Stored records:
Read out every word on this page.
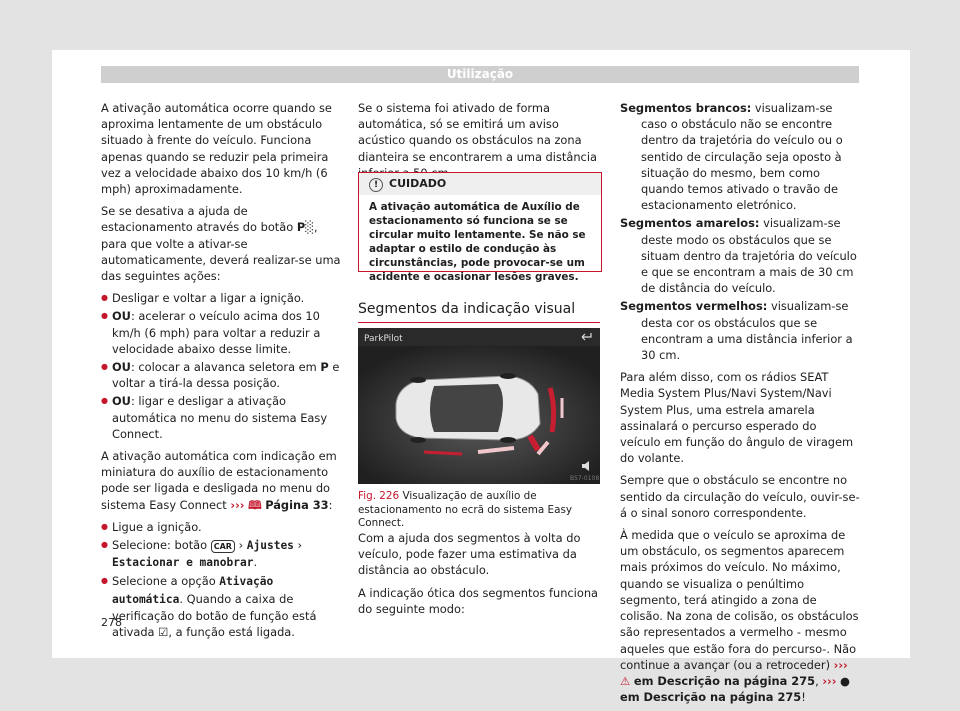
Utilização

A ativação automática ocorre quando se aproxima lentamente de um obstáculo situado à frente do veículo. Funciona apenas quando se reduzir pela primeira vez a velocidade abaixo dos 10 km/h (6 mph) aproximadamente.

Se se desativa a ajuda de estacionamento através do botão P░, para que volte a ativar-se automaticamente, deverá realizar-se uma das seguintes ações:

● Desligar e voltar a ligar a ignição.
● OU: acelerar o veículo acima dos 10 km/h (6 mph) para voltar a reduzir a velocidade abaixo desse limite.
● OU: colocar a alavanca seletora em P e voltar a tirá-la dessa posição.
● OU: ligar e desligar a ativação automática no menu do sistema Easy Connect.

A ativação automática com indicação em miniatura do auxílio de estacionamento pode ser ligada e desligada no menu do sistema Easy Connect ››› 🕮 Página 33:

● Ligue a ignição.
● Selecione: botão CAR › Ajustes › Estacionar e manobrar.
● Selecione a opção Ativação automática. Quando a caixa de verificação do botão de função está ativada ☑, a função está ligada.

Se o sistema foi ativado de forma automática, só se emitirá um aviso acústico quando os obstáculos na zona dianteira se encontrarem a uma distância

! CUIDADO
A ativação automática de Auxílio de estacionamento só funciona se se circular muito lentamente. Se não se adaptar o estilo de condução às circunstâncias, pode provocar-se um acidente e ocasionar lesões graves.
Segmentos da indicação visual
ParkPilot
B57-0108
Fig. 226 Visualização de auxílio de estacionamento no ecrã do sistema Easy Connect.

Com a ajuda dos segmentos à volta do veículo, pode fazer uma estimativa da distância ao obstáculo.

A indicação ótica dos segmentos funciona do seguinte modo:

Segmentos brancos: visualizam-se caso o obstáculo não se encontre dentro da trajetória do veículo ou o sentido de circulação seja oposto à situação do mesmo, bem como quando temos ativado o travão de estacionamento eletrónico.
Segmentos amarelos: visualizam-se deste modo os obstáculos que se situam dentro da trajetória do veículo e que se encontram a mais de 30 cm de distância do veículo.
Segmentos vermelhos: visualizam-se desta cor os obstáculos que se encontram a uma distância inferior a 30 cm.

Para além disso, com os rádios SEAT Media System Plus/Navi System/Navi System Plus, uma estrela amarela assinalará o percurso esperado do veículo em função do ângulo de viragem do volante.

Sempre que o obstáculo se encontre no sentido da circulação do veículo, ouvir-se-á o sinal sonoro correspondente.

À medida que o veículo se aproxima de um obstáculo, os segmentos aparecem mais próximos do veículo. No máximo, quando se visualiza o penúltimo segmento, terá atingido a zona de colisão. Na zona de colisão, os obstáculos são representados a vermelho - mesmo aqueles que estão fora do percurso-. Não continue a avançar (ou a retroceder) ››› ⚠ em Descrição na página 275, ››› ● em Descrição na página 275!

278
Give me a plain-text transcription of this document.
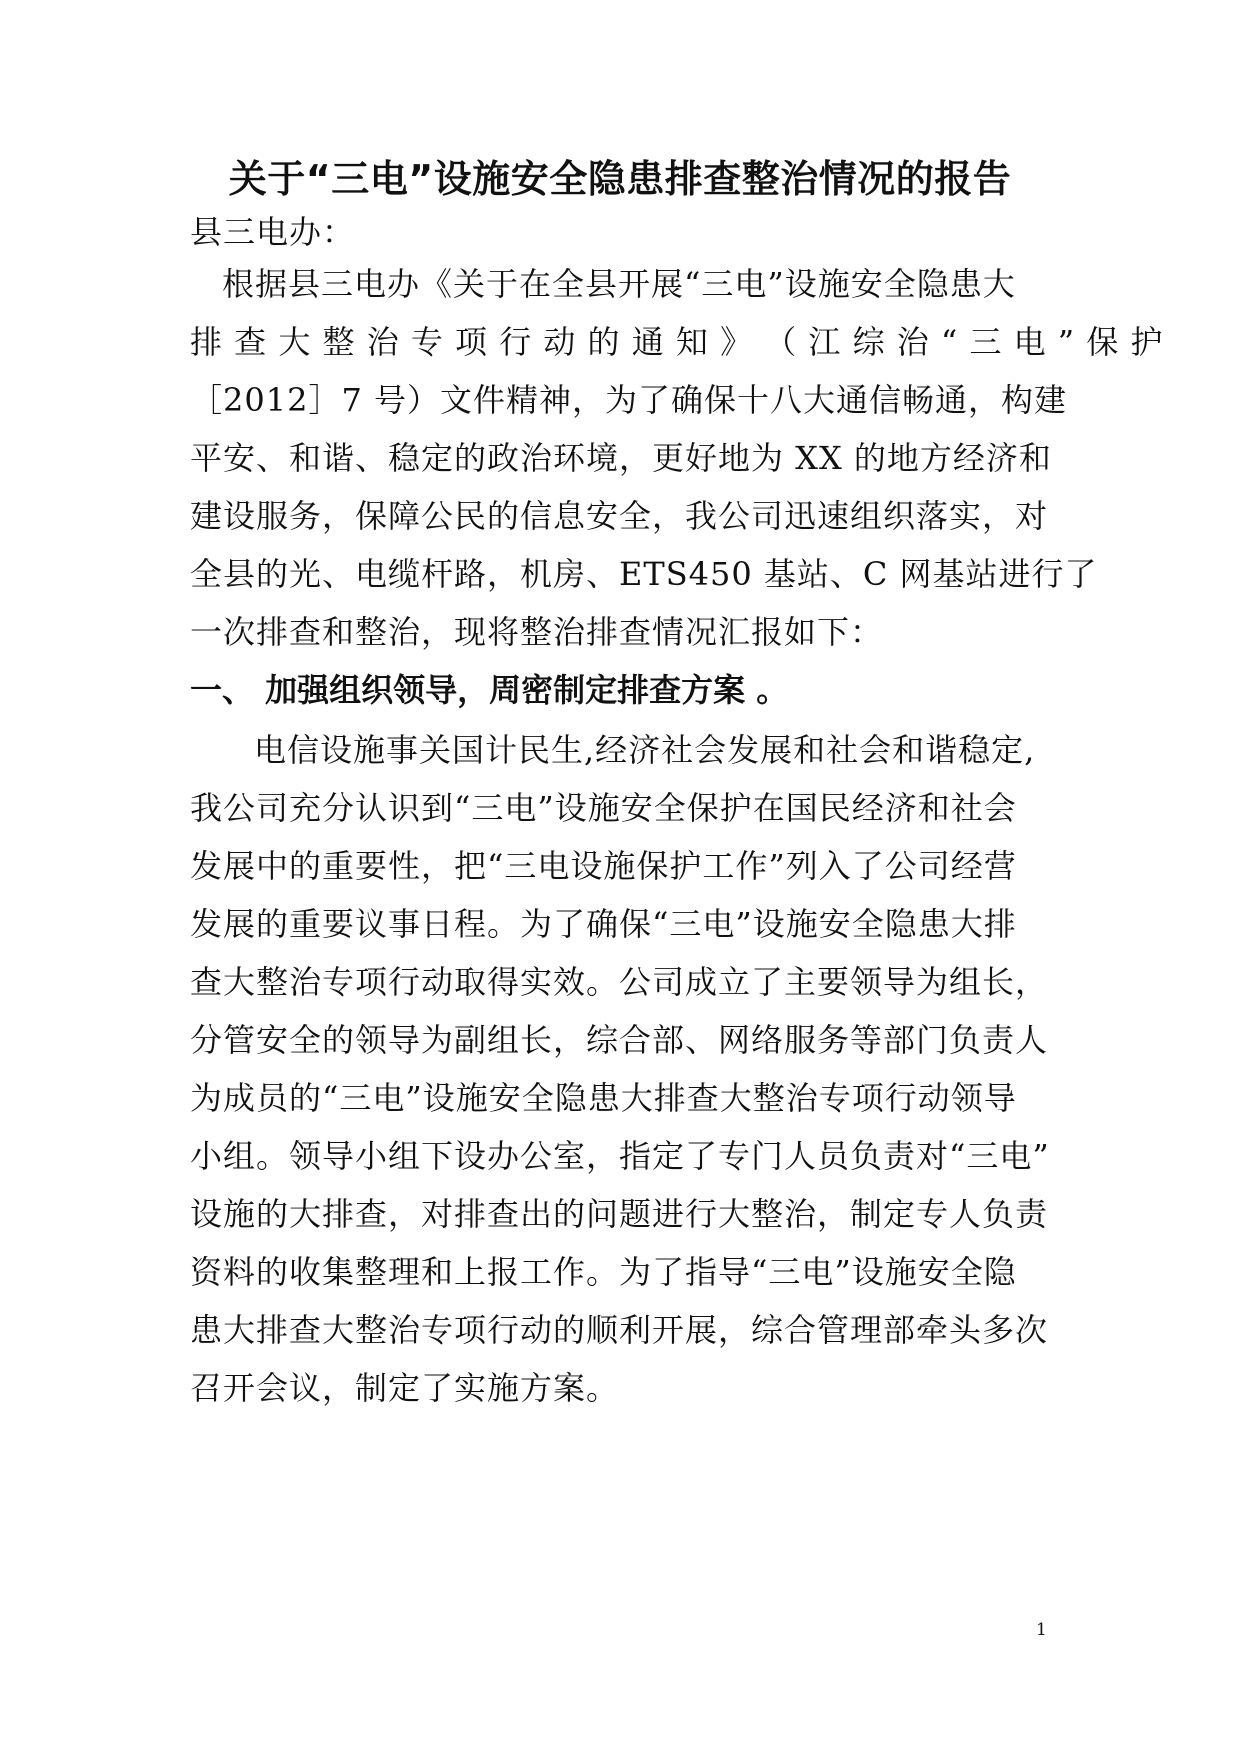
关于“三电”设施安全隐患排查整治情况的报告
县三电办：
根据县三电办《关于在全县开展“三电”设施安全隐患大
排 查 大 整 治 专 项 行 动 的 通 知 》 （ 江 综 治 “ 三 电 ” 保 护
［2012］7 号）文件精神，为了确保十八大通信畅通，构建
平安、和谐、稳定的政治环境，更好地为 XX 的地方经济和
建设服务，保障公民的信息安全，我公司迅速组织落实，对
全县的光、电缆杆路，机房、ETS450 基站、C 网基站进行了
一次排查和整治，现将整治排查情况汇报如下：
一、 加强组织领导，周密制定排查方案 。
电信设施事关国计民生,经济社会发展和社会和谐稳定,
我公司充分认识到“三电”设施安全保护在国民经济和社会
发展中的重要性，把“三电设施保护工作”列入了公司经营
发展的重要议事日程。为了确保“三电”设施安全隐患大排
查大整治专项行动取得实效。公司成立了主要领导为组长，
分管安全的领导为副组长，综合部、网络服务等部门负责人
为成员的“三电”设施安全隐患大排查大整治专项行动领导
小组。领导小组下设办公室，指定了专门人员负责对“三电”
设施的大排查，对排查出的问题进行大整治，制定专人负责
资料的收集整理和上报工作。为了指导“三电”设施安全隐
患大排查大整治专项行动的顺利开展，综合管理部牵头多次
召开会议，制定了实施方案。
1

Challenge: Reproduce the listing above from the line that contains "Give me a plain-text" through its final line, exactly and with nothing added. Omit the images.

Result for this task:
Give me a plain-text transcription of this document.
关于“三电”设施安全隐患排查整治情况的报告
县三电办：
根据县三电办《关于在全县开展“三电”设施安全隐患大
排 查 大 整 治 专 项 行 动 的 通 知 》 （ 江 综 治 “ 三 电 ” 保 护
［2012］7 号）文件精神，为了确保十八大通信畅通，构建
平安、和谐、稳定的政治环境，更好地为 XX 的地方经济和
建设服务，保障公民的信息安全，我公司迅速组织落实，对
全县的光、电缆杆路，机房、ETS450 基站、C 网基站进行了
一次排查和整治，现将整治排查情况汇报如下：
一、 加强组织领导，周密制定排查方案 。
电信设施事关国计民生,经济社会发展和社会和谐稳定,
我公司充分认识到“三电”设施安全保护在国民经济和社会
发展中的重要性，把“三电设施保护工作”列入了公司经营
发展的重要议事日程。为了确保“三电”设施安全隐患大排
查大整治专项行动取得实效。公司成立了主要领导为组长，
分管安全的领导为副组长，综合部、网络服务等部门负责人
为成员的“三电”设施安全隐患大排查大整治专项行动领导
小组。领导小组下设办公室，指定了专门人员负责对“三电”
设施的大排查，对排查出的问题进行大整治，制定专人负责
资料的收集整理和上报工作。为了指导“三电”设施安全隐
患大排查大整治专项行动的顺利开展，综合管理部牵头多次
召开会议，制定了实施方案。
1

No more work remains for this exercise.